REQUIREMENT ▸
Provide only the number of lines in the listing that contain the string "занятія".

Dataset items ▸
## Begin
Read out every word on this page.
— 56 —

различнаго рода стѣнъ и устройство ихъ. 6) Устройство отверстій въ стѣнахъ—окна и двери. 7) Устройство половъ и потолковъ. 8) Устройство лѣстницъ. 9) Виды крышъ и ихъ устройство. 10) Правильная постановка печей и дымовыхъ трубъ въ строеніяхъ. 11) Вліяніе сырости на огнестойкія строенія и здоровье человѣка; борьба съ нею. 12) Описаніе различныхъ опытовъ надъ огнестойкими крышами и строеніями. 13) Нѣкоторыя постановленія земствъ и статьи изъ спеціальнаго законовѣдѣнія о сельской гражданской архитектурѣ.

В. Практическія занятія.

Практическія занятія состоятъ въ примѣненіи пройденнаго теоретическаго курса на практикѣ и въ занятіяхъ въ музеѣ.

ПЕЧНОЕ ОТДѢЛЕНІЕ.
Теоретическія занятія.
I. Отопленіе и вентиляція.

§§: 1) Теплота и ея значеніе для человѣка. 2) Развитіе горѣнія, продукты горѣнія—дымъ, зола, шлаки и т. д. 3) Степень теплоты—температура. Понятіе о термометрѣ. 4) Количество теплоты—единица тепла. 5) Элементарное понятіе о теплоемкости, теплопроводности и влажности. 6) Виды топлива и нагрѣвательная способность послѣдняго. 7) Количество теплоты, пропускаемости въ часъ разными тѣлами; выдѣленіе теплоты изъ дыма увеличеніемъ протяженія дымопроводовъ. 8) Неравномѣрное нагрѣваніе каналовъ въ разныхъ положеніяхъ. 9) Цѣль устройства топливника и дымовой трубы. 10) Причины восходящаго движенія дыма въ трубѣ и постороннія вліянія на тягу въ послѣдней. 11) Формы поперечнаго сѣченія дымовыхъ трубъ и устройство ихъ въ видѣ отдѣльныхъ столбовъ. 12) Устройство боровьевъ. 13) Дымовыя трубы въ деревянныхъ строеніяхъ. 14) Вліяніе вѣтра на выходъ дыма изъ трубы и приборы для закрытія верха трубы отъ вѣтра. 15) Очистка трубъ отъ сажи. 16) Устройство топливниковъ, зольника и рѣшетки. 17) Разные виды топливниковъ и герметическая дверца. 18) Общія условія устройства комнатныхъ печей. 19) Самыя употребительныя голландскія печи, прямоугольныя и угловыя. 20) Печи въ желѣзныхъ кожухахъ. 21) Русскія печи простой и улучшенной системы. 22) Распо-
## End
FULL OUTPUT ▸
3